** Start DATASET EXCERPTS **
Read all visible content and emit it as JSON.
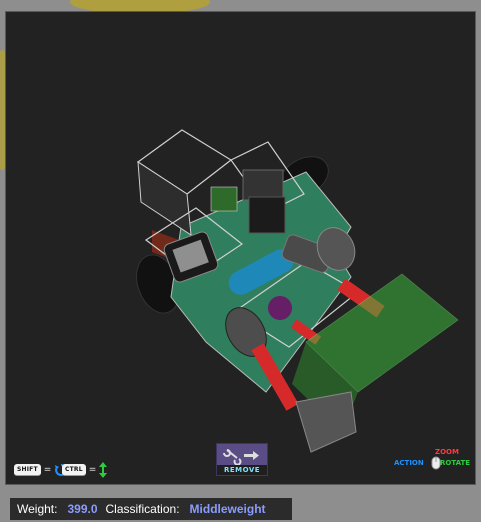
{
  "viewport": {
    "background": "#222222"
  },
  "hints": {
    "shift_key": "SHIFT",
    "ctrl_key": "CTRL",
    "equals": "=",
    "shift_icon": "rotate-arrow-icon",
    "ctrl_icon": "vertical-arrow-icon"
  },
  "remove_button": {
    "label": "REMOVE",
    "icon": "wrench-arrow-icon"
  },
  "mouse_legend": {
    "zoom": "ZOOM",
    "action": "ACTION",
    "rotate": "ROTATE",
    "icon": "mouse-icon",
    "colors": {
      "zoom": "#ff3b3b",
      "action": "#1e90ff",
      "rotate": "#2ecc40"
    }
  },
  "status": {
    "weight_label": "Weight:",
    "weight_value": "399.0",
    "class_label": "Classification:",
    "class_value": "Middleweight",
    "value_color": "#8a9cff"
  }
}
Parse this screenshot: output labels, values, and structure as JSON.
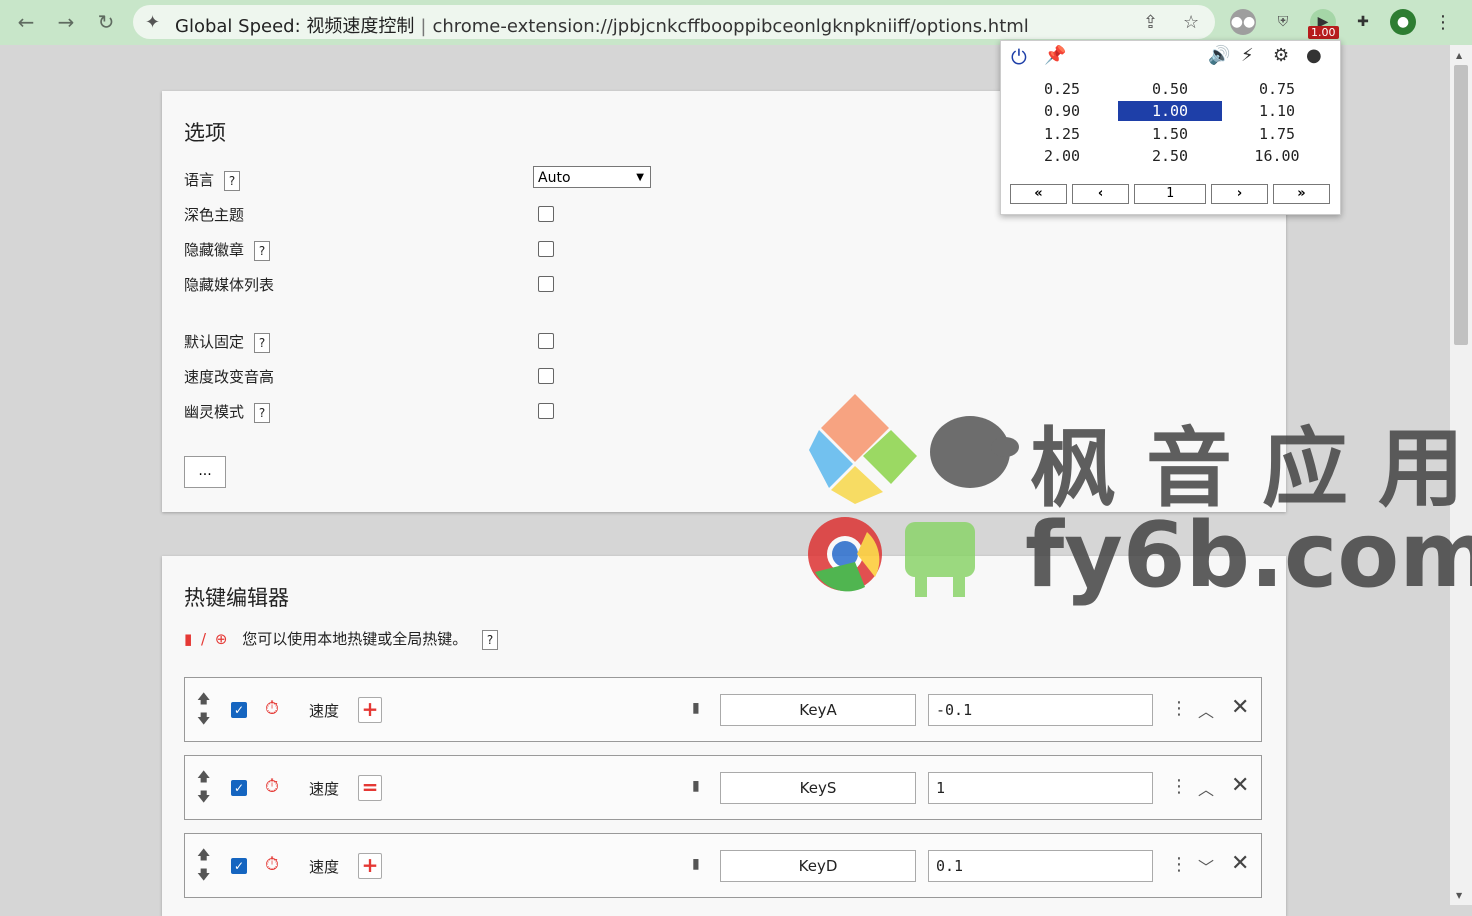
{
  "browser": {
    "tab_title": "Global Speed: 视频速度控制",
    "url": "chrome-extension://jpbjcnkcffbooppibceonlgknpkniiff/options.html",
    "badge": "1.00"
  },
  "options": {
    "title": "选项",
    "items": [
      {
        "label": "语言",
        "help": "?"
      },
      {
        "label": "深色主题"
      },
      {
        "label": "隐藏徽章",
        "help": "?"
      },
      {
        "label": "隐藏媒体列表"
      },
      {
        "label": "默认固定",
        "help": "?"
      },
      {
        "label": "速度改变音高"
      },
      {
        "label": "幽灵模式",
        "help": "?"
      }
    ],
    "language_value": "Auto",
    "more_label": "..."
  },
  "hotkeys": {
    "title": "热键编辑器",
    "description": "您可以使用本地热键或全局热键。",
    "help": "?",
    "rows": [
      {
        "label": "速度",
        "op": "+",
        "key": "KeyA",
        "value": "-0.1"
      },
      {
        "label": "速度",
        "op": "=",
        "key": "KeyS",
        "value": "1"
      },
      {
        "label": "速度",
        "op": "+",
        "key": "KeyD",
        "value": "0.1"
      }
    ]
  },
  "popup": {
    "speeds": [
      "0.25",
      "0.50",
      "0.75",
      "0.90",
      "1.00",
      "1.10",
      "1.25",
      "1.50",
      "1.75",
      "2.00",
      "2.50",
      "16.00"
    ],
    "active_speed": "1.00",
    "nav": [
      "«",
      "‹",
      "1",
      "›",
      "»"
    ]
  },
  "watermark": {
    "line1": "枫音应用",
    "line2": "fy6b.com"
  },
  "colors": {
    "topbar": "#c8e6c9",
    "accent_blue": "#1e3fa8",
    "red": "#e53935"
  }
}
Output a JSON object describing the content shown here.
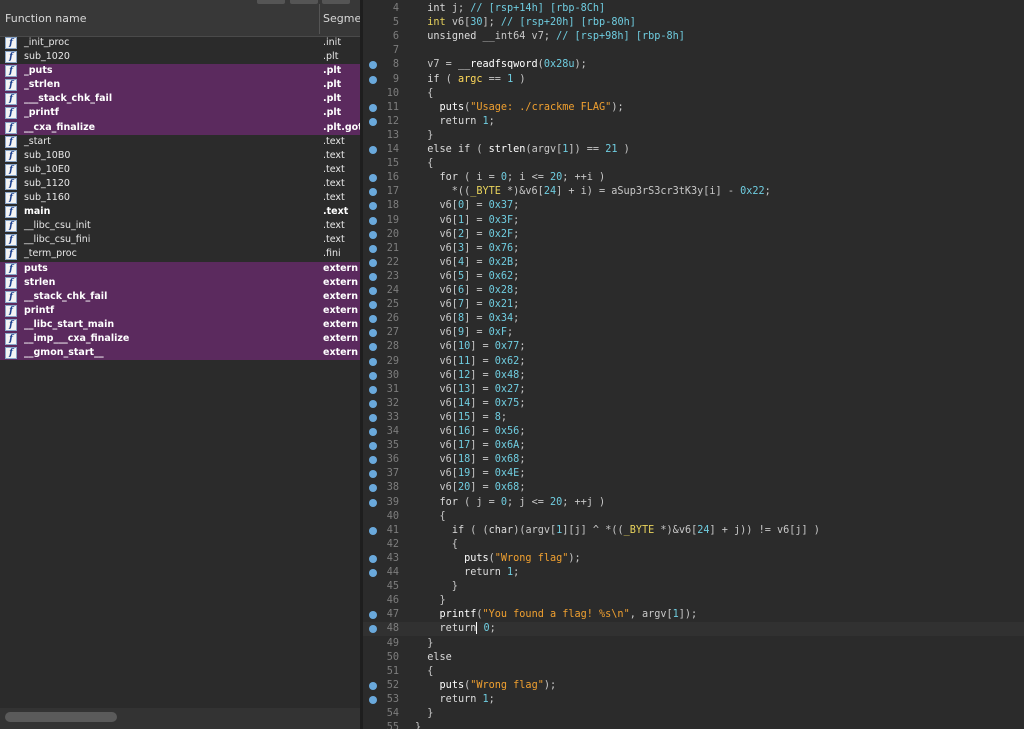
** End DATASET EXCERPTS **
■ EXERCISE
Leaving all pictures aside, quote each record exactly.

■ EXERCISE RESPONSE
Read all visible content and emit it as JSON.
{
  "viewport": {
    "background": "#222222"
  },
  "hints": {
    "shift_key": "SHIFT",
    "ctrl_key": "CTRL",
    "equals": "=",
    "shift_icon": "rotate-arrow-icon",
    "ctrl_icon": "vertical-arrow-icon"
  },
  "remove_button": {
    "label": "REMOVE",
    "icon": "wrench-arrow-icon"
  },
  "mouse_legend": {
    "zoom": "ZOOM",
    "action": "ACTION",
    "rotate": "ROTATE",
    "icon": "mouse-icon",
    "colors": {
      "zoom": "#ff3b3b",
      "action": "#1e90ff",
      "rotate": "#2ecc40"
    }
  },
  "status": {
    "weight_label": "Weight:",
    "weight_value": "399.0",
    "class_label": "Classification:",
    "class_value": "Middleweight",
    "value_color": "#8a9cff"
  }
}
Parse this screenshot: output labels, values, and structure as JSON.
{
  "browser": {
    "tab_title": "Global Speed: 视频速度控制",
    "url": "chrome-extension://jpbjcnkcffbooppibceonlgknpkniiff/options.html",
    "badge": "1.00"
  },
  "options": {
    "title": "选项",
    "items": [
      {
        "label": "语言",
        "help": "?"
      },
      {
        "label": "深色主题"
      },
      {
        "label": "隐藏徽章",
        "help": "?"
      },
      {
        "label": "隐藏媒体列表"
      },
      {
        "label": "默认固定",
        "help": "?"
      },
      {
        "label": "速度改变音高"
      },
      {
        "label": "幽灵模式",
        "help": "?"
      }
    ],
    "language_value": "Auto",
    "more_label": "..."
  },
  "hotkeys": {
    "title": "热键编辑器",
    "description": "您可以使用本地热键或全局热键。",
    "help": "?",
    "rows": [
      {
        "label": "速度",
        "op": "+",
        "key": "KeyA",
        "value": "-0.1"
      },
      {
        "label": "速度",
        "op": "=",
        "key": "KeyS",
        "value": "1"
      },
      {
        "label": "速度",
        "op": "+",
        "key": "KeyD",
        "value": "0.1"
      }
    ]
  },
  "popup": {
    "speeds": [
      "0.25",
      "0.50",
      "0.75",
      "0.90",
      "1.00",
      "1.10",
      "1.25",
      "1.50",
      "1.75",
      "2.00",
      "2.50",
      "16.00"
    ],
    "active_speed": "1.00",
    "nav": [
      "«",
      "‹",
      "1",
      "›",
      "»"
    ]
  },
  "watermark": {
    "line1": "枫音应用",
    "line2": "fy6b.com"
  },
  "colors": {
    "topbar": "#c8e6c9",
    "accent_blue": "#1e3fa8",
    "red": "#e53935"
  }
}
Output a JSON object describing the content shown here.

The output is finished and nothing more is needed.